Доколе коршуну кружить?
Естественным и закономерным поэтому представляется отношение Блока к
предстоящему революционному взрыву: он должен дать, с точки зрения поэта,
решение противоречий общих, социальных, исторических и вместе с тем —
внутренних противоречий личности.
ПРОБЛЕМЫ ЛИРИКИ И ЭПОСА В ТВОРЧЕСТВЕ
БЛОКА ЭПОХИ РЕВОЛЮЦИИ
Революционные события 1917 г. были для Блока меньшей неожиданностью,
чем для большинства его современников – буржуазных литераторов. Сам поэт
говорил об этом в начале событий так: «Все-таки мне нельзя отказать в
некоторой прозорливости и в том, что я чувствую современность. То, что
происходит, – происходит в духе моей тревоги» (письмо к матери от 15 апреля
1917 г., VIII, 484). Они его и не испугали: «Казалось бы, можно всего бояться,
но ничего страшного нет…» (VIII, 480). Прямая, непосредственная причина
этого – ненависть Блока к российской самодержавно-бюрократической
реакции и убежденность поэта в том, что именно реакция порождала всяческий
беспорядок в стране: «Оказывается теперь только, что насилие самодержавия
чувствовалось всюду, даже там, где нельзя было предполагать» (VIII, 481). Блок
находит, что именно революционная эпоха способна породить более
органичные для народа и отдельной личности жизненные порядки. А
существеннейшей, наиболее глубокой причиной внутреннего доверия поэта к
историческому смыслу происходящего представляется то, что «стихийная»
жизненная мощь народа для Блока – основа истории. По мере развертывания
событий Блок все больше убеждается, что для «народной стихии» февральско-
мартовские дни – только начало, а не конец революции; сутью большевизма
ему представляется выражение революционного гнева, революционного
недовольства народа: «Есть своя страшная правда и в том, что теперь носит
название “большевизма”» (письмо к Л. Д. Блок от 28 мая 1917 г., VIII, 496).

--- --- ---

**Задание 1**
Напечатайте отрывок о Блоке полностью, сохранив в нём каждый знак.
Записи ниже никак не связаны с отрывком о Блоке.

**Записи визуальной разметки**
--- --- ---

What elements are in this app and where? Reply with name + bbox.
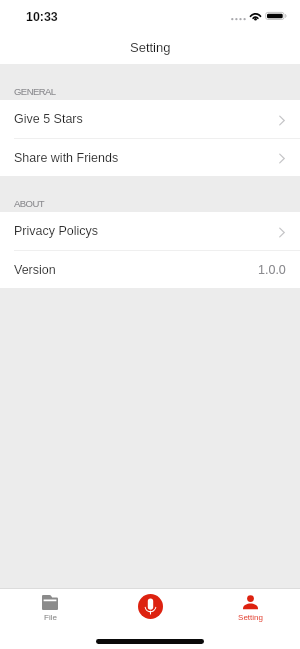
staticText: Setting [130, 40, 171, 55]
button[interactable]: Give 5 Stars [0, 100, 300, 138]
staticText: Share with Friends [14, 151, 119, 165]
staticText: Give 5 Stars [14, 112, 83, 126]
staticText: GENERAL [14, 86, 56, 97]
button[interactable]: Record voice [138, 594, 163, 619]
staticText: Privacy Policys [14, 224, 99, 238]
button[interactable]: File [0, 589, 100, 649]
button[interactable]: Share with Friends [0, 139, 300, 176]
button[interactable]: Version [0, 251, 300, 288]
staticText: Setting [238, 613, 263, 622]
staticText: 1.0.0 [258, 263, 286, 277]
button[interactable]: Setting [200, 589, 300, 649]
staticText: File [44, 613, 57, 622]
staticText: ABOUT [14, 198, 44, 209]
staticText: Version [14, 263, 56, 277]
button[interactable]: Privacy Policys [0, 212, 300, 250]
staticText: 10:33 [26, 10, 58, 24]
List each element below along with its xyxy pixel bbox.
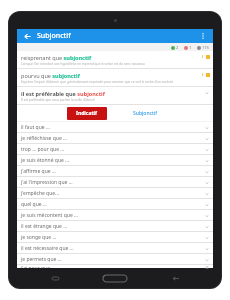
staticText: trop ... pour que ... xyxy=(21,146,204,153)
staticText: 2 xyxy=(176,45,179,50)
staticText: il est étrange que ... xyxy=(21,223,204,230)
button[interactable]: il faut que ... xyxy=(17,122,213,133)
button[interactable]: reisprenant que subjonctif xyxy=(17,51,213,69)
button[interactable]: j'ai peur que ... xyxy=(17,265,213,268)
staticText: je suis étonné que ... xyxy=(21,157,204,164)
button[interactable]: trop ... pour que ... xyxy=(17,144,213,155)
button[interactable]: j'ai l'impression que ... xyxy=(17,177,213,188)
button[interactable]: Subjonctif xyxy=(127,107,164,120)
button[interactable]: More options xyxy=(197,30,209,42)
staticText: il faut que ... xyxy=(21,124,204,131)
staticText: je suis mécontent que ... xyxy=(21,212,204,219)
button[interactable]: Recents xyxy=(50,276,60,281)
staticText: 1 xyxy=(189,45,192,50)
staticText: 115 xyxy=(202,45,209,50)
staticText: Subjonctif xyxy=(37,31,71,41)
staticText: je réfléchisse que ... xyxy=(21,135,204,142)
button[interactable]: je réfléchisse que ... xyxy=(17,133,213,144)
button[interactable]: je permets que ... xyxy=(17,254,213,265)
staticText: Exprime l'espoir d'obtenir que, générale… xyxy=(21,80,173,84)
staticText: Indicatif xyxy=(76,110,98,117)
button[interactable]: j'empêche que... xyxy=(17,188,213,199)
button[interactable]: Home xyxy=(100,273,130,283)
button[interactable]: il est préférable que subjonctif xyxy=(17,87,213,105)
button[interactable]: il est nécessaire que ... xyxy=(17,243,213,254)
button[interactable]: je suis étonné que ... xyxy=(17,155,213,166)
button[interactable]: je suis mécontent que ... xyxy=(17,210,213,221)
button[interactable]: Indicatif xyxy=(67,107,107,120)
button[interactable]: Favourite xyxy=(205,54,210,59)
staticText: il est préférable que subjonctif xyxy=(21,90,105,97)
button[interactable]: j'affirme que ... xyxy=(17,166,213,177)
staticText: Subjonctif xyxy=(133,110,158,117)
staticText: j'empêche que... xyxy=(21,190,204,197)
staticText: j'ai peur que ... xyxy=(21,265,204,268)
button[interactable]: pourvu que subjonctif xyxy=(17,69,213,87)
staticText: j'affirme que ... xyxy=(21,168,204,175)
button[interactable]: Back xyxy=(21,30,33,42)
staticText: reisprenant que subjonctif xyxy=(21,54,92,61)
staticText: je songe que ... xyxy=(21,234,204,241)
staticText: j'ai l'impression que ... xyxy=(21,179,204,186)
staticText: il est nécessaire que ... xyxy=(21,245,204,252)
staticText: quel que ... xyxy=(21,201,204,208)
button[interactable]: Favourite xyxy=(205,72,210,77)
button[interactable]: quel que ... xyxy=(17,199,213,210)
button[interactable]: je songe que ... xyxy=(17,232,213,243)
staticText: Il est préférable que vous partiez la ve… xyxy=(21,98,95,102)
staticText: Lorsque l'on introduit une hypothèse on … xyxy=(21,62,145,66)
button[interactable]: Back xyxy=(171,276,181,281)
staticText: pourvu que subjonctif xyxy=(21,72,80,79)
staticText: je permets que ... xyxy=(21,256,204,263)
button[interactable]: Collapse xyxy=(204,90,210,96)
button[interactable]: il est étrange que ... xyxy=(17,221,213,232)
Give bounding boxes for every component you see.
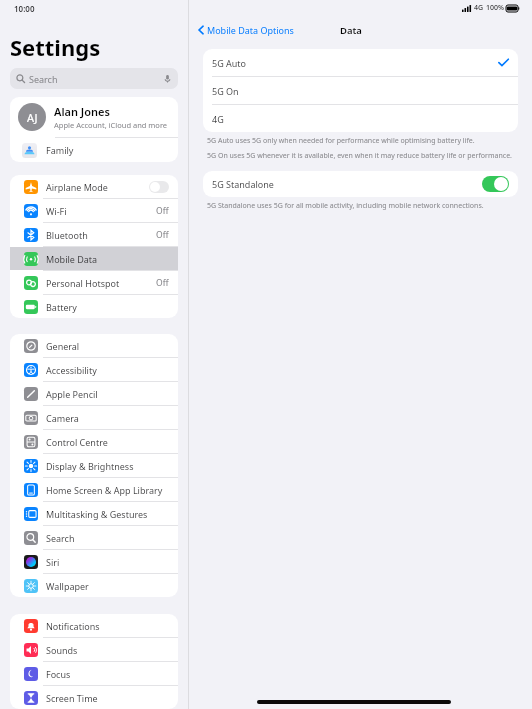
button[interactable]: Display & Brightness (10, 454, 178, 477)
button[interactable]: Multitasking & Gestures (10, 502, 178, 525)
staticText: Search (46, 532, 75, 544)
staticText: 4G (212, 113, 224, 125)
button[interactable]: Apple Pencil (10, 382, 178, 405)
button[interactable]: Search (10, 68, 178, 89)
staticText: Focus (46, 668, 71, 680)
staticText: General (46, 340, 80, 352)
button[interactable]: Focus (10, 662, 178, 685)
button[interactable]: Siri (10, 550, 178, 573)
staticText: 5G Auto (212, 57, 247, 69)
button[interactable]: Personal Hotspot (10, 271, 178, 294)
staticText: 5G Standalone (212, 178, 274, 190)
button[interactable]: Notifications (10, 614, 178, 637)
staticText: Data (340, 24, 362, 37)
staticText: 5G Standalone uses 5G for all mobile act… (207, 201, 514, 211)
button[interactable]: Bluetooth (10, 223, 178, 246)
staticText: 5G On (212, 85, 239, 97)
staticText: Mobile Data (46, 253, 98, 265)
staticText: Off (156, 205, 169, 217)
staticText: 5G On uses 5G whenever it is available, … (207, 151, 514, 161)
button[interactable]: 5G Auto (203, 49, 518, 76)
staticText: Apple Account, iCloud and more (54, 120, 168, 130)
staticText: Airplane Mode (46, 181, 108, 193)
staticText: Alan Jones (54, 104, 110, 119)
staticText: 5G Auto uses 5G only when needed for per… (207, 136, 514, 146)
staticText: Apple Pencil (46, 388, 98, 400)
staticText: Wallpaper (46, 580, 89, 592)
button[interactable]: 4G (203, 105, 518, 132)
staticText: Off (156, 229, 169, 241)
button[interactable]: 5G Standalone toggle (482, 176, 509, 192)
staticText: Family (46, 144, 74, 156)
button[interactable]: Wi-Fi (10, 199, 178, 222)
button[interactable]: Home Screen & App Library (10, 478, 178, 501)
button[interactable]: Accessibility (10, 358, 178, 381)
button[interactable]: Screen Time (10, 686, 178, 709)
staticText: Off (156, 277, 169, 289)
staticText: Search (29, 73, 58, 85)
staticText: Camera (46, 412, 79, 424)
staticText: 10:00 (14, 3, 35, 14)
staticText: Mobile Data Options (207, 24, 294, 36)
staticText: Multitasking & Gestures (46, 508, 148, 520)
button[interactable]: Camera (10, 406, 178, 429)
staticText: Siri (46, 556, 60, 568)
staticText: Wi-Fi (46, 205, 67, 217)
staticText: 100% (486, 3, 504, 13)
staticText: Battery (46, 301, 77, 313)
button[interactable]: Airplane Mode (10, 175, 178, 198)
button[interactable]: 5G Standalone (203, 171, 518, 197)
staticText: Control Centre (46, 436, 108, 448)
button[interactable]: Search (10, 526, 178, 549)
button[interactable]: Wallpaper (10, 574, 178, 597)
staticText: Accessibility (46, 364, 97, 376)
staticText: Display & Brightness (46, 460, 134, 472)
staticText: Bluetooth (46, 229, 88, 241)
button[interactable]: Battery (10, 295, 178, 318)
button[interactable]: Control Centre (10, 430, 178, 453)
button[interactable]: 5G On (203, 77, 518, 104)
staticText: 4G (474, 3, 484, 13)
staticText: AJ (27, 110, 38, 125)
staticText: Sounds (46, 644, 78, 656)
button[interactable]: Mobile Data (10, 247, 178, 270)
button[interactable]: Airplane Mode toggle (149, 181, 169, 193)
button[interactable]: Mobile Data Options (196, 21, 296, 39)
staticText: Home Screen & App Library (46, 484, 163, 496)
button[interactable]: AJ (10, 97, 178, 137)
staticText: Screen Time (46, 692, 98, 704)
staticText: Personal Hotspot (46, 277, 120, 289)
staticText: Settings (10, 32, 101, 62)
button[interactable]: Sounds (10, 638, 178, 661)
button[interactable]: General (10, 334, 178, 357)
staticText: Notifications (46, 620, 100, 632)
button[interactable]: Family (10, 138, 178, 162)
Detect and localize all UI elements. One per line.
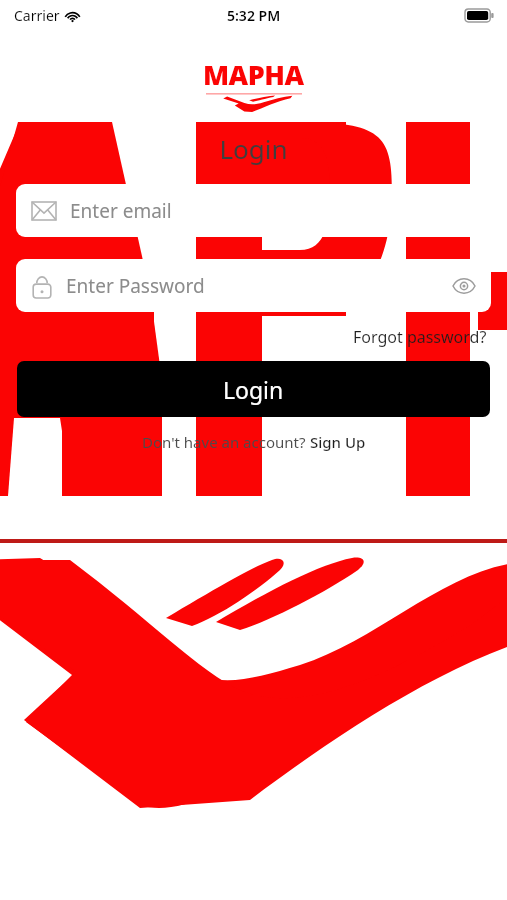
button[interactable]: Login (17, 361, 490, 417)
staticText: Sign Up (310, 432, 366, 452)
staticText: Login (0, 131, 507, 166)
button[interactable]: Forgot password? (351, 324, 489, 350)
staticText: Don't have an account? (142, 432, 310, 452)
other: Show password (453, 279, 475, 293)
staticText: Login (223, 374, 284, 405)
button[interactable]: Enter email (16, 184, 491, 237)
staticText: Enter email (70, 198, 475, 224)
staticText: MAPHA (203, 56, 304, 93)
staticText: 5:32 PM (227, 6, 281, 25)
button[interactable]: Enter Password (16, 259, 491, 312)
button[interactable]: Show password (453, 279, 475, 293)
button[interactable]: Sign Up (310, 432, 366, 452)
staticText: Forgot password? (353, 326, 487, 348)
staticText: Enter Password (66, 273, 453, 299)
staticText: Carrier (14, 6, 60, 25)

--- --- ---

**Задание 2**
Выведите из записей строки от строки с «button[interactable]: Login (17, 361, 490, 417)» до строки с «button[interactable]: Enter Password» включительно и больше ничего.

**Решение задания 1**
Доколе коршуну кружить?
Естественным и закономерным поэтому представляется отношение Блока к
предстоящему революционному взрыву: он должен дать, с точки зрения поэта,
решение противоречий общих, социальных, исторических и вместе с тем —
внутренних противоречий личности.
ПРОБЛЕМЫ ЛИРИКИ И ЭПОСА В ТВОРЧЕСТВЕ
БЛОКА ЭПОХИ РЕВОЛЮЦИИ
Революционные события 1917 г. были для Блока меньшей неожиданностью,
чем для большинства его современников – буржуазных литераторов. Сам поэт
говорил об этом в начале событий так: «Все-таки мне нельзя отказать в
некоторой прозорливости и в том, что я чувствую современность. То, что
происходит, – происходит в духе моей тревоги» (письмо к матери от 15 апреля
1917 г., VIII, 484). Они его и не испугали: «Казалось бы, можно всего бояться,
но ничего страшного нет…» (VIII, 480). Прямая, непосредственная причина
этого – ненависть Блока к российской самодержавно-бюрократической
реакции и убежденность поэта в том, что именно реакция порождала всяческий
беспорядок в стране: «Оказывается теперь только, что насилие самодержавия
чувствовалось всюду, даже там, где нельзя было предполагать» (VIII, 481). Блок
находит, что именно революционная эпоха способна породить более
органичные для народа и отдельной личности жизненные порядки. А
существеннейшей, наиболее глубокой причиной внутреннего доверия поэта к
историческому смыслу происходящего представляется то, что «стихийная»
жизненная мощь народа для Блока – основа истории. По мере развертывания
событий Блок все больше убеждается, что для «народной стихии» февральско-
мартовские дни – только начало, а не конец революции; сутью большевизма
ему представляется выражение революционного гнева, революционного
недовольства народа: «Есть своя страшная правда и в том, что теперь носит
название “большевизма”» (письмо к Л. Д. Блок от 28 мая 1917 г., VIII, 496).

**Решение задания 2**
button[interactable]: Login (17, 361, 490, 417)
staticText: Sign Up (310, 432, 366, 452)
staticText: Login (0, 131, 507, 166)
button[interactable]: Forgot password? (351, 324, 489, 350)
staticText: Don't have an account? (142, 432, 310, 452)
other: Show password (453, 279, 475, 293)
staticText: Login (223, 374, 284, 405)
button[interactable]: Enter email (16, 184, 491, 237)
staticText: Enter email (70, 198, 475, 224)
staticText: MAPHA (203, 56, 304, 93)
staticText: 5:32 PM (227, 6, 281, 25)
button[interactable]: Enter Password (16, 259, 491, 312)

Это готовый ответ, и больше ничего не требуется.